- [WORK TO DO] Each entry below is to be duplicated verbatim.

** Start of SUPPLIED DATA **

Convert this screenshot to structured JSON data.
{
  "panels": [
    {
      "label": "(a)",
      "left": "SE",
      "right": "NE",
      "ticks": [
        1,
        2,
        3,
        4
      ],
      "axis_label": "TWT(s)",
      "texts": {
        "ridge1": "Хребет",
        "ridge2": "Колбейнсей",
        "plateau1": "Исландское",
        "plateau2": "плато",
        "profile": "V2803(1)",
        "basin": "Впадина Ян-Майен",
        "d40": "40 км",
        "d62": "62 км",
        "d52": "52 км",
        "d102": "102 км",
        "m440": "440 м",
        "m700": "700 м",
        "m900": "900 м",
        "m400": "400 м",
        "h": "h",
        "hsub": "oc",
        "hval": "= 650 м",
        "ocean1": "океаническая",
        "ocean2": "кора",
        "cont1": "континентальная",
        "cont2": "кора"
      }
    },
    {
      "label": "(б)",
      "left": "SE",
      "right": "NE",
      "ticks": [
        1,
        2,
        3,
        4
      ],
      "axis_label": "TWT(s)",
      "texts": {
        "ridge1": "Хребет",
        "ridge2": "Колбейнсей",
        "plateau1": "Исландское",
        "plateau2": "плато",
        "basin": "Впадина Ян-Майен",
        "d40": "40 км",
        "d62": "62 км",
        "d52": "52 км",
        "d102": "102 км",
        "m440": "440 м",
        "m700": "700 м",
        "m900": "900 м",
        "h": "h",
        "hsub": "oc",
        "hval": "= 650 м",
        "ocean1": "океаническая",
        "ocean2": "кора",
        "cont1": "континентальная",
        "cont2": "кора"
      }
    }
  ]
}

** End of SUPPLIED DATA **

- [TASK SOLUTION]
Convert this screenshot to structured JSON data.
{
  "panels": [
    {
      "label": "(a)",
      "left": "SE",
      "right": "NE",
      "ticks": [
        1,
        2,
        3,
        4
      ],
      "axis_label": "TWT(s)",
      "texts": {
        "ridge1": "Хребет",
        "ridge2": "Колбейнсей",
        "plateau1": "Исландское",
        "plateau2": "плато",
        "profile": "V2803(1)",
        "basin": "Впадина Ян-Майен",
        "d40": "40 км",
        "d62": "62 км",
        "d52": "52 км",
        "d102": "102 км",
        "m440": "440 м",
        "m700": "700 м",
        "m900": "900 м",
        "m400": "400 м",
        "h": "h",
        "hsub": "oc",
        "hval": "= 650 м",
        "ocean1": "океаническая",
        "ocean2": "кора",
        "cont1": "континентальная",
        "cont2": "кора"
      }
    },
    {
      "label": "(б)",
      "left": "SE",
      "right": "NE",
      "ticks": [
        1,
        2,
        3,
        4
      ],
      "axis_label": "TWT(s)",
      "texts": {
        "ridge1": "Хребет",
        "ridge2": "Колбейнсей",
        "plateau1": "Исландское",
        "plateau2": "плато",
        "basin": "Впадина Ян-Майен",
        "d40": "40 км",
        "d62": "62 км",
        "d52": "52 км",
        "d102": "102 км",
        "m440": "440 м",
        "m700": "700 м",
        "m900": "900 м",
        "h": "h",
        "hsub": "oc",
        "hval": "= 650 м",
        "ocean1": "океаническая",
        "ocean2": "кора",
        "cont1": "континентальная",
        "cont2": "кора"
      }
    }
  ]
}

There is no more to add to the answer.